* [Description of the task]: Using the entries that follow, collect the lines where the word "materially" appears.

__________________________________________________

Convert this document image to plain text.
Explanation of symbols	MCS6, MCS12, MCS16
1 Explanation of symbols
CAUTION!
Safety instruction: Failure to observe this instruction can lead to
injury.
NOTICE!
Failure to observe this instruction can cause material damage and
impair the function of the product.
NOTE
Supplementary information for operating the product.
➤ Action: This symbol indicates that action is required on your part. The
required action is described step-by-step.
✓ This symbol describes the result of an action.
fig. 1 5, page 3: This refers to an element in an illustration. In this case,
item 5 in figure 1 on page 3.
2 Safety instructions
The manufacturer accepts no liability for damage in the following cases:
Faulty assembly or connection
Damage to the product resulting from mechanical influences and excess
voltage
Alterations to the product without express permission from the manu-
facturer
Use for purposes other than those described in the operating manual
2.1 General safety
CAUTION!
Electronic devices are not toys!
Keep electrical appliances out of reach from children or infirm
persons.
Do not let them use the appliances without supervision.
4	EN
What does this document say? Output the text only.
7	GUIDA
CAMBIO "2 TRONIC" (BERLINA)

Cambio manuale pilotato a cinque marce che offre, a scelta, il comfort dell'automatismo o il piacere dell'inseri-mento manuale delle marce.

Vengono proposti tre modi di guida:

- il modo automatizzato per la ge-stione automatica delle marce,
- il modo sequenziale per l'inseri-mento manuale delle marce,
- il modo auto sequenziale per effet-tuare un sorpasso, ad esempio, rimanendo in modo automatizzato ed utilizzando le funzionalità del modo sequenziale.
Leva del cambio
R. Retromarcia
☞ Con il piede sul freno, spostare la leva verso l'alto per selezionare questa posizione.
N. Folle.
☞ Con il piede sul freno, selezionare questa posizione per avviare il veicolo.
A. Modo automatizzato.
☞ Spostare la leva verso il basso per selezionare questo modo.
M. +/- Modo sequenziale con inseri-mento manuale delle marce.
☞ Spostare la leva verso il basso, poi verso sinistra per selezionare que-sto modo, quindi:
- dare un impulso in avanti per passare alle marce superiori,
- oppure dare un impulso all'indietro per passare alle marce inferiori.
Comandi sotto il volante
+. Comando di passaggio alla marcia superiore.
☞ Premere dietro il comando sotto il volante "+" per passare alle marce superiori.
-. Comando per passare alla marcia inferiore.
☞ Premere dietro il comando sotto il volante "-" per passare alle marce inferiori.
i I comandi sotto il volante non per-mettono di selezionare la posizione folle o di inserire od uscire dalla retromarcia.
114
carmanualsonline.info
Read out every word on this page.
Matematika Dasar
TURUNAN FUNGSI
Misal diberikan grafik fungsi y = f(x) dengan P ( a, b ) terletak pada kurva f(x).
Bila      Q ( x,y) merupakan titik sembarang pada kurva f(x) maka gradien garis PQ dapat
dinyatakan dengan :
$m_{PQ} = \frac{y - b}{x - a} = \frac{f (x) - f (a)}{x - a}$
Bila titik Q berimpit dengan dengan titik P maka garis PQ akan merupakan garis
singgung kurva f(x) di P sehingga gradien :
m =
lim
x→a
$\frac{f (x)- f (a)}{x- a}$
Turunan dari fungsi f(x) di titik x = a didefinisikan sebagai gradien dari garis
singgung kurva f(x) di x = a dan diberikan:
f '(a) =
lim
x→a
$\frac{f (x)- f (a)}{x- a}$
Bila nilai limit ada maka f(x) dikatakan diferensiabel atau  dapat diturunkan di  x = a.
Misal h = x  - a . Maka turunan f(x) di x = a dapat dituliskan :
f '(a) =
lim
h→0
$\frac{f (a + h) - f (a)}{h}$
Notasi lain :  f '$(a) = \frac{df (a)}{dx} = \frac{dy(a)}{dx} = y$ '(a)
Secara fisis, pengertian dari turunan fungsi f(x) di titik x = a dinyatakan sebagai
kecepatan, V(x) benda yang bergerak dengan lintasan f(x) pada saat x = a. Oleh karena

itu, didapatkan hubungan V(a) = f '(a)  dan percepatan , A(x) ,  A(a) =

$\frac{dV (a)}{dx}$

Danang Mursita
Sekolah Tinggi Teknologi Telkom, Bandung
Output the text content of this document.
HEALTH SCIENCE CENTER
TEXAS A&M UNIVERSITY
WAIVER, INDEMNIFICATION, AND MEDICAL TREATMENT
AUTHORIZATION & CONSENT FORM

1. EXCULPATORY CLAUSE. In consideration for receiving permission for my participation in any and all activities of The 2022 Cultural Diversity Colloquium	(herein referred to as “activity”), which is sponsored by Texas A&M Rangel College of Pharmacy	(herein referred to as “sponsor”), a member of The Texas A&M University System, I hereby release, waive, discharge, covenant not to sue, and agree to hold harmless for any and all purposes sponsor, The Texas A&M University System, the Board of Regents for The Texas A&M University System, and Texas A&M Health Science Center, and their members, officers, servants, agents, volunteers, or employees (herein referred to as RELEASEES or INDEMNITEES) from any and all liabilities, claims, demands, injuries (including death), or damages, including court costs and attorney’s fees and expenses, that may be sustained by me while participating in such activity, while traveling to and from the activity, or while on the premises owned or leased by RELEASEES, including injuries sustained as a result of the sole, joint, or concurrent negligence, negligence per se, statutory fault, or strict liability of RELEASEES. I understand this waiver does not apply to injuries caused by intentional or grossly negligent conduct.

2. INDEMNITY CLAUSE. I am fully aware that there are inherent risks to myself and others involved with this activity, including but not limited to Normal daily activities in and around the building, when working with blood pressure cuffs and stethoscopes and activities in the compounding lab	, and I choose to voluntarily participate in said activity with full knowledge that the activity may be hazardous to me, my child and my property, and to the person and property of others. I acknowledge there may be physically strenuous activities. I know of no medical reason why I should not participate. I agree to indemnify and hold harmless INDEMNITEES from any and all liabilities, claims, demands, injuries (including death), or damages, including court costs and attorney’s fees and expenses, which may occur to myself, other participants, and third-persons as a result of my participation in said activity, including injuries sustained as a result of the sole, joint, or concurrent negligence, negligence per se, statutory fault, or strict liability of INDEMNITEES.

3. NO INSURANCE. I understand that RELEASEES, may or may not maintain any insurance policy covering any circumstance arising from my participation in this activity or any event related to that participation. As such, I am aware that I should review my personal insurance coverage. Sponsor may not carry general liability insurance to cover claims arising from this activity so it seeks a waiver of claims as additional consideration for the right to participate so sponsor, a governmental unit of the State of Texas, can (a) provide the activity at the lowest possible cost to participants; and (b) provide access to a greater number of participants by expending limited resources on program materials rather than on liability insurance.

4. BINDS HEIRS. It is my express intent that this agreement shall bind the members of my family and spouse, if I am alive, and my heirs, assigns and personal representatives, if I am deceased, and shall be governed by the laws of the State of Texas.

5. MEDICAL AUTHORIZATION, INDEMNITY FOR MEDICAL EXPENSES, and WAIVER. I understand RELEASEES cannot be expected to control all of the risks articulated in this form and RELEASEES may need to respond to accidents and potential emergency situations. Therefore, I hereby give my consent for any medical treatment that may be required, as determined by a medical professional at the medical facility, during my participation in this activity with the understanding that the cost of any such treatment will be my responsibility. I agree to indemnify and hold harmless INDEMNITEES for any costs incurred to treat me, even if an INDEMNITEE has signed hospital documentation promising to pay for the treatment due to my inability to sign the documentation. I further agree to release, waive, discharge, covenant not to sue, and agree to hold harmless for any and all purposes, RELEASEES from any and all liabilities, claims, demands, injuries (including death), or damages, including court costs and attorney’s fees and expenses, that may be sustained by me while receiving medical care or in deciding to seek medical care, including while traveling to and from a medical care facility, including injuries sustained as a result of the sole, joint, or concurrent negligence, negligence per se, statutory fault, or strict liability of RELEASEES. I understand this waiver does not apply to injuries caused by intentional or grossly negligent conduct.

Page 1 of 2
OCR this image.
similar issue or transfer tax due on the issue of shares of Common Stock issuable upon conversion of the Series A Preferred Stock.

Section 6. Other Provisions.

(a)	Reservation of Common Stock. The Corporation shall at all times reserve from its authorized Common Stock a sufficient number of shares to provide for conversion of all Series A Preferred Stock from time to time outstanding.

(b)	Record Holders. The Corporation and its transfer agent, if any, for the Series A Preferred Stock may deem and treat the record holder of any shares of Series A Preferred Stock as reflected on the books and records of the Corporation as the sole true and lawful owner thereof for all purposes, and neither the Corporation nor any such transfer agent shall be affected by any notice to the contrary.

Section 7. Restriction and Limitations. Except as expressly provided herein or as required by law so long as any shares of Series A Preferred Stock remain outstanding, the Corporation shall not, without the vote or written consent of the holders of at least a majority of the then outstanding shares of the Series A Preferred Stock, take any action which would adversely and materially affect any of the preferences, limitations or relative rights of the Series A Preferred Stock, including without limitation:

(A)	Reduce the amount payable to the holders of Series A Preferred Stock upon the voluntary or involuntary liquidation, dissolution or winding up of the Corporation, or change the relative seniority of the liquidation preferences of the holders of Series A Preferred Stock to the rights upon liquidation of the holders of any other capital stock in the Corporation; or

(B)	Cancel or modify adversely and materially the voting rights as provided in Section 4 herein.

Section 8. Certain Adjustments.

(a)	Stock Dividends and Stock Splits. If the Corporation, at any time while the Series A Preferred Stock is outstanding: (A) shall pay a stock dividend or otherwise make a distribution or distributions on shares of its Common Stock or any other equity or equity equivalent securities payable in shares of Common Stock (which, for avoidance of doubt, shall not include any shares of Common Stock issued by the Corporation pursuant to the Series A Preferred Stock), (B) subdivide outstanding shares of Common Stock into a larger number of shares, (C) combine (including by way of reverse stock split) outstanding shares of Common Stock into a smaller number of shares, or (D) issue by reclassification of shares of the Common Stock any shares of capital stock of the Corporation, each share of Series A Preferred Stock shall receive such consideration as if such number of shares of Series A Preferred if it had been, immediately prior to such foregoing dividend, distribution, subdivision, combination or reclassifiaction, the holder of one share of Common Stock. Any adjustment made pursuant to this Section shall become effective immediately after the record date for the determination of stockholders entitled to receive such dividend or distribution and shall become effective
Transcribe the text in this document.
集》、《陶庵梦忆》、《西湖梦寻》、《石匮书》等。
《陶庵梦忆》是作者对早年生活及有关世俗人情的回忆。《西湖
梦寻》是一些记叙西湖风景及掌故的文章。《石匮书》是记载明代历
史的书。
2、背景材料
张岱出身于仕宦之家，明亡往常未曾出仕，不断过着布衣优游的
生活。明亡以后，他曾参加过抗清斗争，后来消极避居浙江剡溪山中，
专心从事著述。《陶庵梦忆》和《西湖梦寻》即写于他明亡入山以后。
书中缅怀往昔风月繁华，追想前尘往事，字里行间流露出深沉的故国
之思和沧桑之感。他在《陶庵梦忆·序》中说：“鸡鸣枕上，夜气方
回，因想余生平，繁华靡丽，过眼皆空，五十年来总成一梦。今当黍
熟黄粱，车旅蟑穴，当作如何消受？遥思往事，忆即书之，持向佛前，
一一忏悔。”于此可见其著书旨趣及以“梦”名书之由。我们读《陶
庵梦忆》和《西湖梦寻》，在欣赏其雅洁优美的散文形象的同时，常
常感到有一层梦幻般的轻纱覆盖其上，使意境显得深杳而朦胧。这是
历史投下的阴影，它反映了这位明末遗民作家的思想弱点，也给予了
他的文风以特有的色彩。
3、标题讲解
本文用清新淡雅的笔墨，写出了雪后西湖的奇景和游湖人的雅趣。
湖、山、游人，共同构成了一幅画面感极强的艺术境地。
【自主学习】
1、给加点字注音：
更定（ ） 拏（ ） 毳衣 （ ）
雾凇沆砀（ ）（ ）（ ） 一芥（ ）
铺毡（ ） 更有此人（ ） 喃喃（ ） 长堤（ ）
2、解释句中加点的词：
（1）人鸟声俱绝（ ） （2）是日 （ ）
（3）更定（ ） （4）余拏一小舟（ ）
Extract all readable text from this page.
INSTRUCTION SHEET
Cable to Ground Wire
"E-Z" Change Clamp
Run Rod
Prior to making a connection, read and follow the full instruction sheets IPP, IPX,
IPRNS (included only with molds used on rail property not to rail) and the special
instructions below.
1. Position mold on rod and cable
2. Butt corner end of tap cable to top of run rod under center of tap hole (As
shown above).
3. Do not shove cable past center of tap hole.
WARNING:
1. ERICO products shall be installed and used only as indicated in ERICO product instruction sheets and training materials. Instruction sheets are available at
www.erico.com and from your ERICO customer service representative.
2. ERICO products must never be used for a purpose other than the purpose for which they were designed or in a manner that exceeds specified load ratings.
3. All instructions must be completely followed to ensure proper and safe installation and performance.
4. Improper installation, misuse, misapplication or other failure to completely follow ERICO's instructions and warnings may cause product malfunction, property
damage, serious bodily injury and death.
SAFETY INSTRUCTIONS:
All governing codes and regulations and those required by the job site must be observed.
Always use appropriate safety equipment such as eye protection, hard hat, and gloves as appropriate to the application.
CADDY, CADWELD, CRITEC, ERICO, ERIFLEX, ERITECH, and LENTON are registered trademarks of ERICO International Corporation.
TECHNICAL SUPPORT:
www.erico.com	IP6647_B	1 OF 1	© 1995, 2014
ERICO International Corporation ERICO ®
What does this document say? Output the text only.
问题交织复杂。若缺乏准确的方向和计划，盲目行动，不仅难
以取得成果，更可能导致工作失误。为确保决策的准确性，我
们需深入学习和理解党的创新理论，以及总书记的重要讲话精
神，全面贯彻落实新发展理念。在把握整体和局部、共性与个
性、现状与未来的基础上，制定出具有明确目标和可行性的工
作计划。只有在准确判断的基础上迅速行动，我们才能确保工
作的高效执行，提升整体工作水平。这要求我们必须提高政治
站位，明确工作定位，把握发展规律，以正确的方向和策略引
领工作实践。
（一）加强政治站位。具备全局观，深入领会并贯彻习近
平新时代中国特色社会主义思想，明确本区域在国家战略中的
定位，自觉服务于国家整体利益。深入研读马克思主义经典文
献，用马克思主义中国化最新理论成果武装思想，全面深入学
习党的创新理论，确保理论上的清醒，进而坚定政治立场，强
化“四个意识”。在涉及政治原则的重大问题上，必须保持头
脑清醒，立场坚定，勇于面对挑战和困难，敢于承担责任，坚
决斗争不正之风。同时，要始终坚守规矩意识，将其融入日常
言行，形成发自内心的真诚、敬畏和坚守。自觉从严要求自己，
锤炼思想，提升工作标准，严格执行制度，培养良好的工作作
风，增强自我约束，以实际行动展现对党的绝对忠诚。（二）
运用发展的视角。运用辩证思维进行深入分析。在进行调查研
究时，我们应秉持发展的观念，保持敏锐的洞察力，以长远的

__________________________________________________

* [Response]:
Section 7. Restriction and Limitations. Except as expressly provided herein or as required by law so long as any shares of Series A Preferred Stock remain outstanding, the Corporation shall not, without the vote or written consent of the holders of at least a majority of the then outstanding shares of the Series A Preferred Stock, take any action which would adversely and materially affect any of the preferences, limitations or relative rights of the Series A Preferred Stock, including without limitation:
(B)	Cancel or modify adversely and materially the voting rights as provided in Section 4 herein.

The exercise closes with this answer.